— Begin MATERIAL PROVIDED —

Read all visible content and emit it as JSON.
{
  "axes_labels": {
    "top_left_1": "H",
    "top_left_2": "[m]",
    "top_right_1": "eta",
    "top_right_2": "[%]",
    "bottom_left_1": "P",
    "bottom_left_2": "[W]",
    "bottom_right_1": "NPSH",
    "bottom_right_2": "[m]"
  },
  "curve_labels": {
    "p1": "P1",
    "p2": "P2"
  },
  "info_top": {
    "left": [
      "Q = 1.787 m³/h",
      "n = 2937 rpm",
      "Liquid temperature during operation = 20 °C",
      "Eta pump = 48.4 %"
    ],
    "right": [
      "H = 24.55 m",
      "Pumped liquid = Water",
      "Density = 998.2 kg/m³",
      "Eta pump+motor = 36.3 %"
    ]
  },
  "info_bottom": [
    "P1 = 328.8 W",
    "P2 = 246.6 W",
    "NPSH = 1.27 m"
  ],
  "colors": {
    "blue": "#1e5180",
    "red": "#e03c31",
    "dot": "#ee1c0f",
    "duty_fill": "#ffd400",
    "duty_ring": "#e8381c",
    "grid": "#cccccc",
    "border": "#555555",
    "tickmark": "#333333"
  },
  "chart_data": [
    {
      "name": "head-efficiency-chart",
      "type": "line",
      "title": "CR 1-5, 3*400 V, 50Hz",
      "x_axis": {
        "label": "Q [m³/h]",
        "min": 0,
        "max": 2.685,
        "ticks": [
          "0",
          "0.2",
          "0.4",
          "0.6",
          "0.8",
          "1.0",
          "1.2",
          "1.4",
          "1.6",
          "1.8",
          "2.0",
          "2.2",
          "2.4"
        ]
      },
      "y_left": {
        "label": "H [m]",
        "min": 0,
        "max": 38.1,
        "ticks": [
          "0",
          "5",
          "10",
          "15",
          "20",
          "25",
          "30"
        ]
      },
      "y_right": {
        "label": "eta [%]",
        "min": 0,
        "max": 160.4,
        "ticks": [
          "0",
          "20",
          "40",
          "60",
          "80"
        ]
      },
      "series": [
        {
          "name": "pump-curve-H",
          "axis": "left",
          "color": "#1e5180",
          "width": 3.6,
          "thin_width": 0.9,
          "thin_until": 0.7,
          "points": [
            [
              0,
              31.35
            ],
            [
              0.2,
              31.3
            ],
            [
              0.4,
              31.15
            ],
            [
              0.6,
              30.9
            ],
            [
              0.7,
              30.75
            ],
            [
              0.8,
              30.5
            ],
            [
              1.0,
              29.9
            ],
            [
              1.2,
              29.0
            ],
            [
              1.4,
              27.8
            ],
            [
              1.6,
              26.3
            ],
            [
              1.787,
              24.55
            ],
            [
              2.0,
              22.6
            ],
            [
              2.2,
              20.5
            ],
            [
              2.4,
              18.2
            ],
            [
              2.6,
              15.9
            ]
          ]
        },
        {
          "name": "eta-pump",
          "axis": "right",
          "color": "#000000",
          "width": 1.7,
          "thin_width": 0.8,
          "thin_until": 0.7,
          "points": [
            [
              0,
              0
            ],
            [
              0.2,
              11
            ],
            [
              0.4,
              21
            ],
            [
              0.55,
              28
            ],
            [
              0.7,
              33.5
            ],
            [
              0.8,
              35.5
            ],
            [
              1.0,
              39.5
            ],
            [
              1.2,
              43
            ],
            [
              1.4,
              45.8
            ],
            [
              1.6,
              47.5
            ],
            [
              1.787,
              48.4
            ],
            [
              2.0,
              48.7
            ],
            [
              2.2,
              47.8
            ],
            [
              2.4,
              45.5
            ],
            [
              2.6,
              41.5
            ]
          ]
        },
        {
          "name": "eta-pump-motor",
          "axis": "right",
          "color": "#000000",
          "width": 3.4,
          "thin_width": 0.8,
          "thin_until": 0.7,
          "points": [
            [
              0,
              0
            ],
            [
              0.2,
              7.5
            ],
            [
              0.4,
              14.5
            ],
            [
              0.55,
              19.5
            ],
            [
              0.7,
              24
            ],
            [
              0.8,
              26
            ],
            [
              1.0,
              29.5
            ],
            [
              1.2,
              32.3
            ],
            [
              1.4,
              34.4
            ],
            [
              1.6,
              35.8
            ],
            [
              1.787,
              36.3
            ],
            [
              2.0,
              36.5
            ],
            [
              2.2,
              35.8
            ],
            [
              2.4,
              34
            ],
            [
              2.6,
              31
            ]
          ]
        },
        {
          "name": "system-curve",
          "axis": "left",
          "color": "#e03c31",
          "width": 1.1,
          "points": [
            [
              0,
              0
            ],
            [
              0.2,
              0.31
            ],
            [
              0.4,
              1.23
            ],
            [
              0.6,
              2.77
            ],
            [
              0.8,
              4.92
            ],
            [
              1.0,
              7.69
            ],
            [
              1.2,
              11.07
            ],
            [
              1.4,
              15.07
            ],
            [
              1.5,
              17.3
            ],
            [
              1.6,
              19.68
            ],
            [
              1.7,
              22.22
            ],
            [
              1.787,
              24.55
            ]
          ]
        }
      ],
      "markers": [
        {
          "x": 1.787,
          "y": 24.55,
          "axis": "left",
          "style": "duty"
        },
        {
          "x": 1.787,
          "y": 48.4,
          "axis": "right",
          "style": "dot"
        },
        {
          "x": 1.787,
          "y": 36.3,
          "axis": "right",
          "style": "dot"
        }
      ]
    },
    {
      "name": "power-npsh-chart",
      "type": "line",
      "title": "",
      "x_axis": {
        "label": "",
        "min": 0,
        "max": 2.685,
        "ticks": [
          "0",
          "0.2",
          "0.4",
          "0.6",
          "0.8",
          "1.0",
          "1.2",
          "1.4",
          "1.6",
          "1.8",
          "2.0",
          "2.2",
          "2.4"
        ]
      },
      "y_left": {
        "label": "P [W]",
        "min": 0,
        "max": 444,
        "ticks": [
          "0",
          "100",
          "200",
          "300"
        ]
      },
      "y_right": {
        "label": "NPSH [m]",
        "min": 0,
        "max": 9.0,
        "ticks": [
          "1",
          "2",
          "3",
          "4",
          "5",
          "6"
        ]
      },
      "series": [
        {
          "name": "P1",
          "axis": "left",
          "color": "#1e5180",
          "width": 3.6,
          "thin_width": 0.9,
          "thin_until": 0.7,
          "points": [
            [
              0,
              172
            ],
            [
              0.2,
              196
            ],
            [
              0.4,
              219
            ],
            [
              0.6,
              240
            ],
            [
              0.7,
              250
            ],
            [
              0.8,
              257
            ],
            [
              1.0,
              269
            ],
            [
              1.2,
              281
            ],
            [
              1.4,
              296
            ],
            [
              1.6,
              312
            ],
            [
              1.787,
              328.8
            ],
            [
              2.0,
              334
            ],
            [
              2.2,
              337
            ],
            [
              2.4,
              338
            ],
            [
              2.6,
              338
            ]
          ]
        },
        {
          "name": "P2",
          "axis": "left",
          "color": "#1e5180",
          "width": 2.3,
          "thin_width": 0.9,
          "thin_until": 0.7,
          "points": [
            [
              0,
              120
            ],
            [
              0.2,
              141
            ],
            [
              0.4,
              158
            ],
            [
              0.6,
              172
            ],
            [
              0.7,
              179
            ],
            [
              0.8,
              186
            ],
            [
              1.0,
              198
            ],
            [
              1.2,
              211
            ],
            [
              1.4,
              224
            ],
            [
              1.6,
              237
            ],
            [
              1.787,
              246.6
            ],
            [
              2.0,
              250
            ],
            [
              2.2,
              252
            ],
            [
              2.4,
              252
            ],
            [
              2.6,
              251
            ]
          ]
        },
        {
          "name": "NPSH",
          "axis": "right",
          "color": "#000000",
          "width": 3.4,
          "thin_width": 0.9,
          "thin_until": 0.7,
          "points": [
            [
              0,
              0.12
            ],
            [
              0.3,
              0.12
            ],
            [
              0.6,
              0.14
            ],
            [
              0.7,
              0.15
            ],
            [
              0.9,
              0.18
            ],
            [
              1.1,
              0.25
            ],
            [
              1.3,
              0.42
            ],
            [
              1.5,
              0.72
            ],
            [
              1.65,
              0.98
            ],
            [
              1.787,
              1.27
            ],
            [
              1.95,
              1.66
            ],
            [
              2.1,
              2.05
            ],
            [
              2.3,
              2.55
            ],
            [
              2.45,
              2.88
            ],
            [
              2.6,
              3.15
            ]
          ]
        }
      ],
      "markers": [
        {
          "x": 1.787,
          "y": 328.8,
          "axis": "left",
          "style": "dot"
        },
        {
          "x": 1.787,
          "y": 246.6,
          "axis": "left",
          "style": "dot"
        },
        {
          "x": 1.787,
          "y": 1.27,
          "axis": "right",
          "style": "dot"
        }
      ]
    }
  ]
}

— End MATERIAL PROVIDED —

● AIM:
Copy each line that contains the word "name".

● SOLUTION:
      "name": "head-efficiency-chart",
          "name": "pump-curve-H",
          "name": "eta-pump",
          "name": "eta-pump-motor",
          "name": "system-curve",
      "name": "power-npsh-chart",
          "name": "P1",
          "name": "P2",
          "name": "NPSH",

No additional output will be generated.